### [OBJETIVO DEL EJERCICIO]
Responda estas preguntas sobre el texto de estudio acerca de la democracia y las tradiciones:
1. ¿Qué norma obliga a la inclusión de las minorías?
2. ¿En qué convirtieron los campesinos las corridas de toros?
3. ¿A qué discursos se atribuye el peligro que corren las tradiciones mencionadas?

### [TEXTO DE ESTUDIO]
______

La democracia no se debe asumir de manera ortodoxa como la dictadura de la mayoría sobre la minoría, ni mucho menos lo contrario, en este caso de una élite sobre una mayoría. En ambos casos terminan siendo excluyentes, pasivas y truculentas. De modo que, en muchas políticas públicas, hay sectores de la sociedad que están excluidos por falta de representación, especialmente, los más vulnerables.
Por ello es que cada vez más en las ciudades encontramos pocos espacios sociales y culturales públicos para los niños, jóvenes, adultos mayores, personas en situación de discapacidad, grupos étnicos, etc. Es decir, son ciudades para un tipo de población promedio que excluyen las minorías. A pesar de que la Constitución Política de 1991 obliga a la inclusión de estas minorías, sin embargo, en esta crisis de representatividad de los partidos políticos quedan en la indiferencia.
Este preludio no es solo para referirme a lo social sino a lo cultural, a la identidad colectiva que se ha construido durante muchos años mediante tradiciones autóctonas y foráneas, y ha formado al hombre riano, cienaguero y sabanero de las antiguas sabanas de Bolívar.
Tradiciones foráneas como las corridas de toros y luego adaptadas y apropiadas por nuestros campesinos y convertidas en las corralejas. Y tradiciones milenarias de nuestros ancentros zenúes como el consumo de fauna silvestre y acuática corren peligro de desaparecer, o mejor, rayan en lo ilegal. Todo esto por la aparición de los discursos de los derechos de los animales y el de los “ambientalistas prohibicionistas”.

______

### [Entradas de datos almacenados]

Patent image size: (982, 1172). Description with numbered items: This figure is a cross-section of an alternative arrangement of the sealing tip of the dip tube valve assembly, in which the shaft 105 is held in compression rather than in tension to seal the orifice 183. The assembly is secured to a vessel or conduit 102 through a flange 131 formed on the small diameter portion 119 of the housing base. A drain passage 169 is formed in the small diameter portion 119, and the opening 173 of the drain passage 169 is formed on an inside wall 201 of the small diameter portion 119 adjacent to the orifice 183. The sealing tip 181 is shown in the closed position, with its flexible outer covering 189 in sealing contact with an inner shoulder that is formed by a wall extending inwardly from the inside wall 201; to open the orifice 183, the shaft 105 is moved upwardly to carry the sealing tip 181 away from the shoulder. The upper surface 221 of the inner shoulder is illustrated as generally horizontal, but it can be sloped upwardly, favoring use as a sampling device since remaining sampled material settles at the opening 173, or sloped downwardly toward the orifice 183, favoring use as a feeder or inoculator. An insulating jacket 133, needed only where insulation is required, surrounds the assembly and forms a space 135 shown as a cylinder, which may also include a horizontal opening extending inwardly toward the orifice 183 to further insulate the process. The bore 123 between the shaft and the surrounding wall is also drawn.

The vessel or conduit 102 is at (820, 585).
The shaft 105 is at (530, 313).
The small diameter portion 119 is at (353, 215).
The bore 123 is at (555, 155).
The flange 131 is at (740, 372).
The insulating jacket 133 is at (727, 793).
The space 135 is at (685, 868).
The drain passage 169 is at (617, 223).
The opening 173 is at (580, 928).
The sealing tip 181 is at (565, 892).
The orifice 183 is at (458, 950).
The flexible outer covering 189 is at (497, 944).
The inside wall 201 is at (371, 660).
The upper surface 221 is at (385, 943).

______

### [SOLUCIÓN REDACTADA]
1. La Constitución Política de 1991.
2. En las corralejas.
3. A los discursos de los derechos de los animales y al de los "ambientalistas prohibicionistas".